** START The input **
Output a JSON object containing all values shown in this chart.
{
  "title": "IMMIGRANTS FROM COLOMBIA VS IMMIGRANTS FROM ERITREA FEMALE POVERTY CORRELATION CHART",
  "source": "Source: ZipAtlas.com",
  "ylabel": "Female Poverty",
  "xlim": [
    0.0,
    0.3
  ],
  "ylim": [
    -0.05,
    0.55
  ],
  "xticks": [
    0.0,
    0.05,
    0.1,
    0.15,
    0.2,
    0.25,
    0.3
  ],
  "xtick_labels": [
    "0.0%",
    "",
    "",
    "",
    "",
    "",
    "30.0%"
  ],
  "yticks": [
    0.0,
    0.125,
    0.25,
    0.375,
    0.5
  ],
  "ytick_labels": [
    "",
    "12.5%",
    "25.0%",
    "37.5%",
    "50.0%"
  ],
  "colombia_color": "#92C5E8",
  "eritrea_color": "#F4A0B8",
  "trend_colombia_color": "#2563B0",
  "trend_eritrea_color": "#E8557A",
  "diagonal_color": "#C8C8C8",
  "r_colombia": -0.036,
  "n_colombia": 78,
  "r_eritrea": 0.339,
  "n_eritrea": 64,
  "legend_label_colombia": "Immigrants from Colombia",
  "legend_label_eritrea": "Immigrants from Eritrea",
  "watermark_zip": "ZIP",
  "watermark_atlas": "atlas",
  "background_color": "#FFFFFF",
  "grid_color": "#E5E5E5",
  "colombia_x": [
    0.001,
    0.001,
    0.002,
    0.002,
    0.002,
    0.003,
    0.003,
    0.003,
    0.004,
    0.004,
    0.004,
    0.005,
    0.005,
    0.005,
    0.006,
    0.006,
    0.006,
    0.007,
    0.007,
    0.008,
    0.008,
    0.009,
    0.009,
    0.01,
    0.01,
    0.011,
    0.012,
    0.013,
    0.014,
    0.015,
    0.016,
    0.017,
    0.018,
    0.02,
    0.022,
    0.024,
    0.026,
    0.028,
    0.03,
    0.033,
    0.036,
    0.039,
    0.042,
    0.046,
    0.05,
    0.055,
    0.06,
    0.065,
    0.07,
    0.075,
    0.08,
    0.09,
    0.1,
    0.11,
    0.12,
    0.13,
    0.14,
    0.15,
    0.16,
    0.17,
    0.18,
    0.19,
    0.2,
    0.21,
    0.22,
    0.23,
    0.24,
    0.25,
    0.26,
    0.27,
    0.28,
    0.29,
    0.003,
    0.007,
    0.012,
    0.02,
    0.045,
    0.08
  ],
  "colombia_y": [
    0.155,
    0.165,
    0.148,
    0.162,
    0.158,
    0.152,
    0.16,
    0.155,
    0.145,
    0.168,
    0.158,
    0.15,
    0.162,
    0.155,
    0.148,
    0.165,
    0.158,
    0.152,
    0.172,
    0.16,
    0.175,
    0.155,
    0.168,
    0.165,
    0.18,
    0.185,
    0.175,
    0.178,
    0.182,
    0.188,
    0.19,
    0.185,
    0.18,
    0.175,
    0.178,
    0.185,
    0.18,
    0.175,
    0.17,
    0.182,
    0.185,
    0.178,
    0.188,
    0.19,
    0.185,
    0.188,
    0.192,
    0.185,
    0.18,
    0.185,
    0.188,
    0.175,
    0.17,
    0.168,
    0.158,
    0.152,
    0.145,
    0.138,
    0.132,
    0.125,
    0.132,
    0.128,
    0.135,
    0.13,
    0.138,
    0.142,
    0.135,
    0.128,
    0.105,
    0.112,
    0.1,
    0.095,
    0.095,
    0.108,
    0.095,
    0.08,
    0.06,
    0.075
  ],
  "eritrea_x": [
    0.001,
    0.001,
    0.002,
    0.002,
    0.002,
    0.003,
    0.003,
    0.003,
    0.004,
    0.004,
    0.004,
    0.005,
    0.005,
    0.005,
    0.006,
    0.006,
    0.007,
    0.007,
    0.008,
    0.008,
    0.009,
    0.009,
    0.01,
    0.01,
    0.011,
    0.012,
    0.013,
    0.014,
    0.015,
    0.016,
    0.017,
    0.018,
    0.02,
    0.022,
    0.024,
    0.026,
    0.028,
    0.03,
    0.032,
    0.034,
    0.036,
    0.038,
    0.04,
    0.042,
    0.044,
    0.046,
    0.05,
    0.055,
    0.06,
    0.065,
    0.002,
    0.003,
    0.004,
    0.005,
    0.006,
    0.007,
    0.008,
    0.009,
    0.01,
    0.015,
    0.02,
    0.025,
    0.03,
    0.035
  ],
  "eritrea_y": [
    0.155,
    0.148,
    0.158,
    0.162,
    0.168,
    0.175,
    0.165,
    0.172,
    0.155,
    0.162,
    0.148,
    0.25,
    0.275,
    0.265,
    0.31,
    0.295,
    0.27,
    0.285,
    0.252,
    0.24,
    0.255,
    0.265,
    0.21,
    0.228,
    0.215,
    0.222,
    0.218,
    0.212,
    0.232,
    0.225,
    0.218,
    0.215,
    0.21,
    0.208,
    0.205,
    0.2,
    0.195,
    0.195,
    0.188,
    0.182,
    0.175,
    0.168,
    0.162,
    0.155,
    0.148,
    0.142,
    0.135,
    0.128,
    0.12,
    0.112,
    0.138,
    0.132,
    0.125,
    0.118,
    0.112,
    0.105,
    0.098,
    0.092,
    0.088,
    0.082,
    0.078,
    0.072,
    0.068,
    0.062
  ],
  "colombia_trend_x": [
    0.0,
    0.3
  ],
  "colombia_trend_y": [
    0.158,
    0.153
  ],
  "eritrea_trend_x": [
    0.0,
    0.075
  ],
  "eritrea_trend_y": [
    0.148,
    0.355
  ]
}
** END The input **
Output all of the material, please, exactly as it stands.

Output a JSON object containing all values shown in this chart.
{
  "title": "IMMIGRANTS FROM COLOMBIA VS IMMIGRANTS FROM ERITREA FEMALE POVERTY CORRELATION CHART",
  "source": "Source: ZipAtlas.com",
  "ylabel": "Female Poverty",
  "xlim": [
    0.0,
    0.3
  ],
  "ylim": [
    -0.05,
    0.55
  ],
  "xticks": [
    0.0,
    0.05,
    0.1,
    0.15,
    0.2,
    0.25,
    0.3
  ],
  "xtick_labels": [
    "0.0%",
    "",
    "",
    "",
    "",
    "",
    "30.0%"
  ],
  "yticks": [
    0.0,
    0.125,
    0.25,
    0.375,
    0.5
  ],
  "ytick_labels": [
    "",
    "12.5%",
    "25.0%",
    "37.5%",
    "50.0%"
  ],
  "colombia_color": "#92C5E8",
  "eritrea_color": "#F4A0B8",
  "trend_colombia_color": "#2563B0",
  "trend_eritrea_color": "#E8557A",
  "diagonal_color": "#C8C8C8",
  "r_colombia": -0.036,
  "n_colombia": 78,
  "r_eritrea": 0.339,
  "n_eritrea": 64,
  "legend_label_colombia": "Immigrants from Colombia",
  "legend_label_eritrea": "Immigrants from Eritrea",
  "watermark_zip": "ZIP",
  "watermark_atlas": "atlas",
  "background_color": "#FFFFFF",
  "grid_color": "#E5E5E5",
  "colombia_x": [
    0.001,
    0.001,
    0.002,
    0.002,
    0.002,
    0.003,
    0.003,
    0.003,
    0.004,
    0.004,
    0.004,
    0.005,
    0.005,
    0.005,
    0.006,
    0.006,
    0.006,
    0.007,
    0.007,
    0.008,
    0.008,
    0.009,
    0.009,
    0.01,
    0.01,
    0.011,
    0.012,
    0.013,
    0.014,
    0.015,
    0.016,
    0.017,
    0.018,
    0.02,
    0.022,
    0.024,
    0.026,
    0.028,
    0.03,
    0.033,
    0.036,
    0.039,
    0.042,
    0.046,
    0.05,
    0.055,
    0.06,
    0.065,
    0.07,
    0.075,
    0.08,
    0.09,
    0.1,
    0.11,
    0.12,
    0.13,
    0.14,
    0.15,
    0.16,
    0.17,
    0.18,
    0.19,
    0.2,
    0.21,
    0.22,
    0.23,
    0.24,
    0.25,
    0.26,
    0.27,
    0.28,
    0.29,
    0.003,
    0.007,
    0.012,
    0.02,
    0.045,
    0.08
  ],
  "colombia_y": [
    0.155,
    0.165,
    0.148,
    0.162,
    0.158,
    0.152,
    0.16,
    0.155,
    0.145,
    0.168,
    0.158,
    0.15,
    0.162,
    0.155,
    0.148,
    0.165,
    0.158,
    0.152,
    0.172,
    0.16,
    0.175,
    0.155,
    0.168,
    0.165,
    0.18,
    0.185,
    0.175,
    0.178,
    0.182,
    0.188,
    0.19,
    0.185,
    0.18,
    0.175,
    0.178,
    0.185,
    0.18,
    0.175,
    0.17,
    0.182,
    0.185,
    0.178,
    0.188,
    0.19,
    0.185,
    0.188,
    0.192,
    0.185,
    0.18,
    0.185,
    0.188,
    0.175,
    0.17,
    0.168,
    0.158,
    0.152,
    0.145,
    0.138,
    0.132,
    0.125,
    0.132,
    0.128,
    0.135,
    0.13,
    0.138,
    0.142,
    0.135,
    0.128,
    0.105,
    0.112,
    0.1,
    0.095,
    0.095,
    0.108,
    0.095,
    0.08,
    0.06,
    0.075
  ],
  "eritrea_x": [
    0.001,
    0.001,
    0.002,
    0.002,
    0.002,
    0.003,
    0.003,
    0.003,
    0.004,
    0.004,
    0.004,
    0.005,
    0.005,
    0.005,
    0.006,
    0.006,
    0.007,
    0.007,
    0.008,
    0.008,
    0.009,
    0.009,
    0.01,
    0.01,
    0.011,
    0.012,
    0.013,
    0.014,
    0.015,
    0.016,
    0.017,
    0.018,
    0.02,
    0.022,
    0.024,
    0.026,
    0.028,
    0.03,
    0.032,
    0.034,
    0.036,
    0.038,
    0.04,
    0.042,
    0.044,
    0.046,
    0.05,
    0.055,
    0.06,
    0.065,
    0.002,
    0.003,
    0.004,
    0.005,
    0.006,
    0.007,
    0.008,
    0.009,
    0.01,
    0.015,
    0.02,
    0.025,
    0.03,
    0.035
  ],
  "eritrea_y": [
    0.155,
    0.148,
    0.158,
    0.162,
    0.168,
    0.175,
    0.165,
    0.172,
    0.155,
    0.162,
    0.148,
    0.25,
    0.275,
    0.265,
    0.31,
    0.295,
    0.27,
    0.285,
    0.252,
    0.24,
    0.255,
    0.265,
    0.21,
    0.228,
    0.215,
    0.222,
    0.218,
    0.212,
    0.232,
    0.225,
    0.218,
    0.215,
    0.21,
    0.208,
    0.205,
    0.2,
    0.195,
    0.195,
    0.188,
    0.182,
    0.175,
    0.168,
    0.162,
    0.155,
    0.148,
    0.142,
    0.135,
    0.128,
    0.12,
    0.112,
    0.138,
    0.132,
    0.125,
    0.118,
    0.112,
    0.105,
    0.098,
    0.092,
    0.088,
    0.082,
    0.078,
    0.072,
    0.068,
    0.062
  ],
  "colombia_trend_x": [
    0.0,
    0.3
  ],
  "colombia_trend_y": [
    0.158,
    0.153
  ],
  "eritrea_trend_x": [
    0.0,
    0.075
  ],
  "eritrea_trend_y": [
    0.148,
    0.355
  ]
}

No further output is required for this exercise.